Records from a dataset
▼
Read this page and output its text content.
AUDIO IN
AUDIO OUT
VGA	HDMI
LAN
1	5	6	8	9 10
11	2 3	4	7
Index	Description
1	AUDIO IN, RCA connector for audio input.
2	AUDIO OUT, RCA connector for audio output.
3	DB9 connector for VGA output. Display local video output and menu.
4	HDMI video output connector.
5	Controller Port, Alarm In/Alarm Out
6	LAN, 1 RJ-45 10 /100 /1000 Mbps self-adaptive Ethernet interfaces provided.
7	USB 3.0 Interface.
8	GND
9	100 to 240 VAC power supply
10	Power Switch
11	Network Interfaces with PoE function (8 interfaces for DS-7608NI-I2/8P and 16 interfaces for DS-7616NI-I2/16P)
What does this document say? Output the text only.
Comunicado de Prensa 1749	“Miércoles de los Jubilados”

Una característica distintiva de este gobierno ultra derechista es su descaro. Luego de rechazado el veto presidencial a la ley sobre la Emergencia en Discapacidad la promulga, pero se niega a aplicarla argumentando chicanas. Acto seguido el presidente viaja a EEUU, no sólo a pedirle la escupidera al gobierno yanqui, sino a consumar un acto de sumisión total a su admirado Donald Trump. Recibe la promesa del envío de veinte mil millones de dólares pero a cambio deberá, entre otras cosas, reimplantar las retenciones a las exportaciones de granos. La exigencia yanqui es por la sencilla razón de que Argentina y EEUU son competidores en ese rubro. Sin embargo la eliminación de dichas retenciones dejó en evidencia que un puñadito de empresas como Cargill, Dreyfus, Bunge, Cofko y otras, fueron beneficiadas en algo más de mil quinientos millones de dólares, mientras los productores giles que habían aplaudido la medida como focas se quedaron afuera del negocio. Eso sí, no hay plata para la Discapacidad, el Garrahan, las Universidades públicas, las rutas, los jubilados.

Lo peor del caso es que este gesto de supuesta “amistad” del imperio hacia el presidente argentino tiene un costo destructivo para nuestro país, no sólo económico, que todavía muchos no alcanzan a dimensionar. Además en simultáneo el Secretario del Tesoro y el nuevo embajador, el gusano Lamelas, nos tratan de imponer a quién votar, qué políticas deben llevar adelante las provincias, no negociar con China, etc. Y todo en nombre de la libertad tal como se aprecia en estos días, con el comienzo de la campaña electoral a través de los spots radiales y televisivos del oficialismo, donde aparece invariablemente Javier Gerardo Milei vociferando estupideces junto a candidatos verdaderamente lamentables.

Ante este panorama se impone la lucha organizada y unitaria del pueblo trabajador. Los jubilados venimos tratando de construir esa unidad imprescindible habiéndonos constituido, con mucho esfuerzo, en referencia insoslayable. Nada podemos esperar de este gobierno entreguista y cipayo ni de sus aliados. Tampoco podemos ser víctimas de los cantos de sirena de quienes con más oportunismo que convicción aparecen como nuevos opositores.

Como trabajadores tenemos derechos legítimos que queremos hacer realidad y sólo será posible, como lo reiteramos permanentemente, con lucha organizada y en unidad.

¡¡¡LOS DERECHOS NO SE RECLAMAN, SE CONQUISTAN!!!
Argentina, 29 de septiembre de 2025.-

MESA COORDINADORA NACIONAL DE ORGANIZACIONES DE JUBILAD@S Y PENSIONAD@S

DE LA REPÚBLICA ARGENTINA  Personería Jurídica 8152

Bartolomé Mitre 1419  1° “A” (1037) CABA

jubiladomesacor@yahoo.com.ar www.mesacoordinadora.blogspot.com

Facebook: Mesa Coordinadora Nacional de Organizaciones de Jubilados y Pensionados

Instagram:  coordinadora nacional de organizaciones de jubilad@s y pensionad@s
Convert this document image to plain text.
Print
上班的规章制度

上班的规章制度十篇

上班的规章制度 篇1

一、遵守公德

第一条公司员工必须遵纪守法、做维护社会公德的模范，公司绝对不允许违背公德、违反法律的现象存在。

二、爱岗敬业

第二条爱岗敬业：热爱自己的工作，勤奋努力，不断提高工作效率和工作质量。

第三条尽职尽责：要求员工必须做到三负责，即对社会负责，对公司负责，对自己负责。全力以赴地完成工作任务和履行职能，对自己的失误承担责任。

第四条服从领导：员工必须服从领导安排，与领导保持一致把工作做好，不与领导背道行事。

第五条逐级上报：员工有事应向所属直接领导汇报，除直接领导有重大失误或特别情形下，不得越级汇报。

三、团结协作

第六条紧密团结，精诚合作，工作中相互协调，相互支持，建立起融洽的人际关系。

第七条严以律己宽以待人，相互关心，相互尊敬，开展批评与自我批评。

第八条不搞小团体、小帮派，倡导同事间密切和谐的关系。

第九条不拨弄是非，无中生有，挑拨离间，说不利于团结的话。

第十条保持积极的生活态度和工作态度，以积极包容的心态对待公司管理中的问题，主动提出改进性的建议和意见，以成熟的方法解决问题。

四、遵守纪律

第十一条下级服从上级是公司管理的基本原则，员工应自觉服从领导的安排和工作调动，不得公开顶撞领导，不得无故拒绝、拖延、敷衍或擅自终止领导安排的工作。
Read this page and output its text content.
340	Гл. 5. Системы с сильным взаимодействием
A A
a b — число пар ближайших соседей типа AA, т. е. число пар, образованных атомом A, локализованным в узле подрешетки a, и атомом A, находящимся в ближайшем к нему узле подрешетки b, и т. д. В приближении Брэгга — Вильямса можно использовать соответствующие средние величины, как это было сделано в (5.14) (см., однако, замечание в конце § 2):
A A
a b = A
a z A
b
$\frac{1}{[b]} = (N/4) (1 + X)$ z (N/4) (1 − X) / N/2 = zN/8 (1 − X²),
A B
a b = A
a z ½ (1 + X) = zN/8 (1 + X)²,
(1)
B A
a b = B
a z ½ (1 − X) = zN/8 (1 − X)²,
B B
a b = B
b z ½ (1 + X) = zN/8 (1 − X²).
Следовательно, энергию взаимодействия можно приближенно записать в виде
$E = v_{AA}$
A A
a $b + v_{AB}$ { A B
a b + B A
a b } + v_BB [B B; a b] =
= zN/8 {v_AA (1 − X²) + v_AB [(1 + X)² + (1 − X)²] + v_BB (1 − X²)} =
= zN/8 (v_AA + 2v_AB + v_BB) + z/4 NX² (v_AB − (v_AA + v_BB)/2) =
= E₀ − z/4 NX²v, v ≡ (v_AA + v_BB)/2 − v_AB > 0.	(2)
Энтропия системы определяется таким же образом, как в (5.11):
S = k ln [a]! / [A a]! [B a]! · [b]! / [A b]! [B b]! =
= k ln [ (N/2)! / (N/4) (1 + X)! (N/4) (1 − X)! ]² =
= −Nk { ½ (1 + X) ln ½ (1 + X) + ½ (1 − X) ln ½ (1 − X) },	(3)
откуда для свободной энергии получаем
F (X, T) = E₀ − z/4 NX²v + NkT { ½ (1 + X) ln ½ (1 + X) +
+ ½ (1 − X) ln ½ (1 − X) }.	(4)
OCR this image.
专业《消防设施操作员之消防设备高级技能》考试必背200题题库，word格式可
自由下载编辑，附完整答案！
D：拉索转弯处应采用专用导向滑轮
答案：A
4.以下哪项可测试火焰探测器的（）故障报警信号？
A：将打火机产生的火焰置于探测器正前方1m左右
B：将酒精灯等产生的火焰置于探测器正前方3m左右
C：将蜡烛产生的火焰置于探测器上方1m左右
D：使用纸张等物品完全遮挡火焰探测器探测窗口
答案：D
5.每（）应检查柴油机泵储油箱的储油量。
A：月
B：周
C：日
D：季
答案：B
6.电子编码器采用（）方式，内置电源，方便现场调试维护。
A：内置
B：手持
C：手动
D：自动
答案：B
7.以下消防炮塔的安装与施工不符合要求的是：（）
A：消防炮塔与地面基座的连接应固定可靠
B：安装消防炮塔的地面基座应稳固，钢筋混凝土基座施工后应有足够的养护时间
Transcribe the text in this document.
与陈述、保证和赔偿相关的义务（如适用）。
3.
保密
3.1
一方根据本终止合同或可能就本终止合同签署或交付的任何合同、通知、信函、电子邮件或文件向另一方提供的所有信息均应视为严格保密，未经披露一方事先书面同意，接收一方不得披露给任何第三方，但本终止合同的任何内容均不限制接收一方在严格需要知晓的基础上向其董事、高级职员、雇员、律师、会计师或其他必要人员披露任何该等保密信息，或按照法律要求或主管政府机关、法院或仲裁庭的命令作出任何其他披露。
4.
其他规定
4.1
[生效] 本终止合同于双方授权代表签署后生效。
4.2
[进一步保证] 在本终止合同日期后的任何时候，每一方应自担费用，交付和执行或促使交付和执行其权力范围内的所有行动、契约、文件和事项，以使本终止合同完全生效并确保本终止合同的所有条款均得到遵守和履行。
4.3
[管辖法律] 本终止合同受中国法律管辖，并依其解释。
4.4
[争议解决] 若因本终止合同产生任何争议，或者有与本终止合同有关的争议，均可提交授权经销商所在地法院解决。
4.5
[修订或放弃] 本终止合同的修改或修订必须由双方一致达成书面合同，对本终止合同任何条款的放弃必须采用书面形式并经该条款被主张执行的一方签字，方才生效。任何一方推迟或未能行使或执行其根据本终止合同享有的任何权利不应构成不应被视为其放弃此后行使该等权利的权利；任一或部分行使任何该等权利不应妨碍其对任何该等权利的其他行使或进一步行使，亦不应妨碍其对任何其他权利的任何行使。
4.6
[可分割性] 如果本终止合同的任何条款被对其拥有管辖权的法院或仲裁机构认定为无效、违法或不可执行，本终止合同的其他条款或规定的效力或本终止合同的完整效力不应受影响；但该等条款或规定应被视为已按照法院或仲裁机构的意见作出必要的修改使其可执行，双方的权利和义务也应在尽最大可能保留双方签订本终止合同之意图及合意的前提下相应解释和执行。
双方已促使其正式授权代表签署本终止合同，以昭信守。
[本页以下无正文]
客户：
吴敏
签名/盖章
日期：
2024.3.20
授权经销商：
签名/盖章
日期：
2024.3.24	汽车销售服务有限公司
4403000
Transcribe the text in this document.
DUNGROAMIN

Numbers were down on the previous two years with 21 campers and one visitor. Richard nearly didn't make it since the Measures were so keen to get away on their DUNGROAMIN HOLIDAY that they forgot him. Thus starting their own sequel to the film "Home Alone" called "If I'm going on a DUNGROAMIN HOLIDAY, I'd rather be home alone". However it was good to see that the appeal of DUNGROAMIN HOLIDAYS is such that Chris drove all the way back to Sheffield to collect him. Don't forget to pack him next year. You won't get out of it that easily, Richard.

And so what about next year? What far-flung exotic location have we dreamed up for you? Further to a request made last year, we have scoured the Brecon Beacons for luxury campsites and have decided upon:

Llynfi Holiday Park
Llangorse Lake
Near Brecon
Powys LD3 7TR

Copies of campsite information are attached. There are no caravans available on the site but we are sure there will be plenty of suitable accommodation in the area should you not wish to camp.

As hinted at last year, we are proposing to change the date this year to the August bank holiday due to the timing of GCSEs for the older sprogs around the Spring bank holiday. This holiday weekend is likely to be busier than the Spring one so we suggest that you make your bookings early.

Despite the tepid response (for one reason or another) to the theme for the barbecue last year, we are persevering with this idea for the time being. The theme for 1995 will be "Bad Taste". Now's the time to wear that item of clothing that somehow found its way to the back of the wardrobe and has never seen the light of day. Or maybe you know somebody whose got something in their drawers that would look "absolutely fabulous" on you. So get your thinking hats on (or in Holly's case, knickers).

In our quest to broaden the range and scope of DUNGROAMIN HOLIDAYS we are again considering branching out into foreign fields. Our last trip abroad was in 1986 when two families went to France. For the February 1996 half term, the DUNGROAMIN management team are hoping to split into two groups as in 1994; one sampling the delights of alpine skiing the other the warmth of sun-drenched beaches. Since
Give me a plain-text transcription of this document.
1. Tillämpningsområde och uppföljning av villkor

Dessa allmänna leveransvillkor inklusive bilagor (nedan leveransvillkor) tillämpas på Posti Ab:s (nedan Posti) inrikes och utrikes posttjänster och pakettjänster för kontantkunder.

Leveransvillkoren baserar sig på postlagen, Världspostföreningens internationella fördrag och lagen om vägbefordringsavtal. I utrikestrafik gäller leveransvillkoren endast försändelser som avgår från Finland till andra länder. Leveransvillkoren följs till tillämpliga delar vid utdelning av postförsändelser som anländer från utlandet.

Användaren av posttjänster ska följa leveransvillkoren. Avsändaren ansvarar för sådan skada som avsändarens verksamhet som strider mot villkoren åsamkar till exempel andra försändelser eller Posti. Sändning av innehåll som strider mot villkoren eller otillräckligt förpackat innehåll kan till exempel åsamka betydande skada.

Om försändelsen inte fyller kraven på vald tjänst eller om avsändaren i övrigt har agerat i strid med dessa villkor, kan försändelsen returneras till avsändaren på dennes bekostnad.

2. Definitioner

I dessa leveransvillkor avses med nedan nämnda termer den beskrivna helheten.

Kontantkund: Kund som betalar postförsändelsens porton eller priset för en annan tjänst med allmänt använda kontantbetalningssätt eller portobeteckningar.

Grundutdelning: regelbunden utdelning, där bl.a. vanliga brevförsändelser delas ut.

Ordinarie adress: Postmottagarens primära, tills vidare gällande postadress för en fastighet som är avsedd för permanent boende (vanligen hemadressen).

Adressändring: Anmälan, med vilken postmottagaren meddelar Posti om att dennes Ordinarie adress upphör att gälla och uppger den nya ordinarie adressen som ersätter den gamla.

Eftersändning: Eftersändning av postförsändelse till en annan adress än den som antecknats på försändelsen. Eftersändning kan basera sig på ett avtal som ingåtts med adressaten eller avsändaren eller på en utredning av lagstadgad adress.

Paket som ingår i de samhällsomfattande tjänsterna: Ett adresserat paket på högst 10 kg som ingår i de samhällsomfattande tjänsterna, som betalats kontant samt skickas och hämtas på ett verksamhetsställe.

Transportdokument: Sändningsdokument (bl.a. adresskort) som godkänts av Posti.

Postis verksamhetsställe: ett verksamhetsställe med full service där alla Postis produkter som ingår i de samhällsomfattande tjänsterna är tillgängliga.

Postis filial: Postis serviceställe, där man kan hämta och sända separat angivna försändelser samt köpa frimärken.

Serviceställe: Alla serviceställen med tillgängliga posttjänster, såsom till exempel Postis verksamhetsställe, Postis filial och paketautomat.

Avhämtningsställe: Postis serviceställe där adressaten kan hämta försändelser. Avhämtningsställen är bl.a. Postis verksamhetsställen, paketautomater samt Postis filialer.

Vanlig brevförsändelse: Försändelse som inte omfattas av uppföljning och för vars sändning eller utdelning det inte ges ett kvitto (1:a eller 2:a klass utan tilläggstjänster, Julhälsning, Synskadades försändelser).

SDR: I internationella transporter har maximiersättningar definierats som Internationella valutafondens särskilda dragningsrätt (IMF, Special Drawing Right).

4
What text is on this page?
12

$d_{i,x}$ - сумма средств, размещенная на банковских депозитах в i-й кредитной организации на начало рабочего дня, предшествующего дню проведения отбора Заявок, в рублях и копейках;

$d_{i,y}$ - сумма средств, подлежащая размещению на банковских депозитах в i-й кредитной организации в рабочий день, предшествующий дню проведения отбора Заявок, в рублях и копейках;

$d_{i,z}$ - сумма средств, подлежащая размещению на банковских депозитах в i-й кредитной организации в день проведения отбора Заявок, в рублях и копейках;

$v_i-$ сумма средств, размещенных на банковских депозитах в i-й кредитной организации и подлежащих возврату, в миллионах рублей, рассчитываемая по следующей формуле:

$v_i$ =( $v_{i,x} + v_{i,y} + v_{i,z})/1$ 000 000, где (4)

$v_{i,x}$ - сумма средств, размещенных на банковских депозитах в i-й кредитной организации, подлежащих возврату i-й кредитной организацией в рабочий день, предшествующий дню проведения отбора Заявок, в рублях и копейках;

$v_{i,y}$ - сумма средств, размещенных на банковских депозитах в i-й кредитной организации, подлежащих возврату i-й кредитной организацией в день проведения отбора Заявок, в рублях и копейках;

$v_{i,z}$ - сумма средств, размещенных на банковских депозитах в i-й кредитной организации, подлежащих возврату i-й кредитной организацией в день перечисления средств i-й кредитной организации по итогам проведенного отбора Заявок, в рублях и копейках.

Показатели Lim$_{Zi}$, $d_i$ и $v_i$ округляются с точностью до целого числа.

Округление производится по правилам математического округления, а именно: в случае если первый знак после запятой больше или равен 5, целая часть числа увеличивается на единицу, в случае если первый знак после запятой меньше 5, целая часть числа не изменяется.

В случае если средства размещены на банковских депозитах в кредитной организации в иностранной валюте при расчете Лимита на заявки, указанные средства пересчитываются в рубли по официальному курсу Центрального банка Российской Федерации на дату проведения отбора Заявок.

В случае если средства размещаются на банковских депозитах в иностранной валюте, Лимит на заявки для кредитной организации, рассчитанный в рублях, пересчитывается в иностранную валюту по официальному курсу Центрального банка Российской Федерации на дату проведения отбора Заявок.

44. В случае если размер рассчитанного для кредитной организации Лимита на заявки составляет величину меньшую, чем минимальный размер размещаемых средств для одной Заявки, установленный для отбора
▲
INSTRUCTION
Review the preceding data and report every line that includes the string "tjänsterna".

OUTPUT FOR THIS TASK
Paket som ingår i de samhällsomfattande tjänsterna: Ett adresserat paket på högst 10 kg som ingår i de samhällsomfattande tjänsterna, som betalats kontant samt skickas och hämtas på ett verksamhetsställe.
Postis verksamhetsställe: ett verksamhetsställe med full service där alla Postis produkter som ingår i de samhällsomfattande tjänsterna är tillgängliga.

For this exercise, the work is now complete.